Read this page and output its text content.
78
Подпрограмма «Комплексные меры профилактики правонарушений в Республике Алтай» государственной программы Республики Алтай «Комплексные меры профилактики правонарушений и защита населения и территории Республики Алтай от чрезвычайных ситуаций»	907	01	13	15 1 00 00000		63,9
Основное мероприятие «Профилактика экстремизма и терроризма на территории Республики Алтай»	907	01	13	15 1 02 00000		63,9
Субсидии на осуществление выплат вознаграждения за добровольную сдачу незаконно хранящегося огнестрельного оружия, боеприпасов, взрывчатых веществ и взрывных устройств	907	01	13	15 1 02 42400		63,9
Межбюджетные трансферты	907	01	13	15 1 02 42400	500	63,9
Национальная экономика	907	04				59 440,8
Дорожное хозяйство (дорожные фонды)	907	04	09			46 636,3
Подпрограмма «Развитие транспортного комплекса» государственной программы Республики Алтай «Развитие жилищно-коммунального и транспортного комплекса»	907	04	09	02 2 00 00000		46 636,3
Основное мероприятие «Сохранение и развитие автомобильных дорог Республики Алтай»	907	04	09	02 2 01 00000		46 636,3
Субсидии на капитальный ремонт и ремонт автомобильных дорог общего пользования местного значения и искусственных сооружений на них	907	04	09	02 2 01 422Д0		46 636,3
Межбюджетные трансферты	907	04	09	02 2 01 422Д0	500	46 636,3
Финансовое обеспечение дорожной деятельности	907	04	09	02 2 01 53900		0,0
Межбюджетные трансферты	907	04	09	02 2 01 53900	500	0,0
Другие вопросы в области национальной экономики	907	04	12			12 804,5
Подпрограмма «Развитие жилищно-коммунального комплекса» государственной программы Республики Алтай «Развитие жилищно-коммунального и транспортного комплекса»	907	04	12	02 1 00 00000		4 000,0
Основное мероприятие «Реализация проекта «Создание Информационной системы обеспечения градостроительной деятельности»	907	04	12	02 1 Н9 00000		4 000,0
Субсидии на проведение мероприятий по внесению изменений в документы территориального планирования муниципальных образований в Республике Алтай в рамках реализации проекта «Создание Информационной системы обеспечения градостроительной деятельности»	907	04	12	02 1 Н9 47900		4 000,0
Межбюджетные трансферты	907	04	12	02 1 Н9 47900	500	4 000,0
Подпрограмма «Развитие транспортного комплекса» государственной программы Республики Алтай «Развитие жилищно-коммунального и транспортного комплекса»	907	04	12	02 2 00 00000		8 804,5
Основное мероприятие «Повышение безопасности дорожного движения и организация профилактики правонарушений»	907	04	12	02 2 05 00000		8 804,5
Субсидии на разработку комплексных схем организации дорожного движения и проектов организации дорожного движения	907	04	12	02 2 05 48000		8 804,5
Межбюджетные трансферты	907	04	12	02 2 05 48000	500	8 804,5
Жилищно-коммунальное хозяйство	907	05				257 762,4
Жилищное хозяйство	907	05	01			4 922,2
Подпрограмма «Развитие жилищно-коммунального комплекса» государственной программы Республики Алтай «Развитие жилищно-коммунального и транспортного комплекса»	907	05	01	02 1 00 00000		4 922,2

□ □ □ □ □ □ □

* [Exercise requirements]
Copy each line of the listing that holds the word "коммунального".

* [Written answer]
Подпрограмма «Развитие транспортного комплекса» государственной программы Республики Алтай «Развитие жилищно-коммунального и транспортного комплекса»	907	04	09	02 2 00 00000		46 636,3
Подпрограмма «Развитие жилищно-коммунального комплекса» государственной программы Республики Алтай «Развитие жилищно-коммунального и транспортного комплекса»	907	04	12	02 1 00 00000		4 000,0
Подпрограмма «Развитие транспортного комплекса» государственной программы Республики Алтай «Развитие жилищно-коммунального и транспортного комплекса»	907	04	12	02 2 00 00000		8 804,5
Подпрограмма «Развитие жилищно-коммунального комплекса» государственной программы Республики Алтай «Развитие жилищно-коммунального и транспортного комплекса»	907	05	01	02 1 00 00000		4 922,2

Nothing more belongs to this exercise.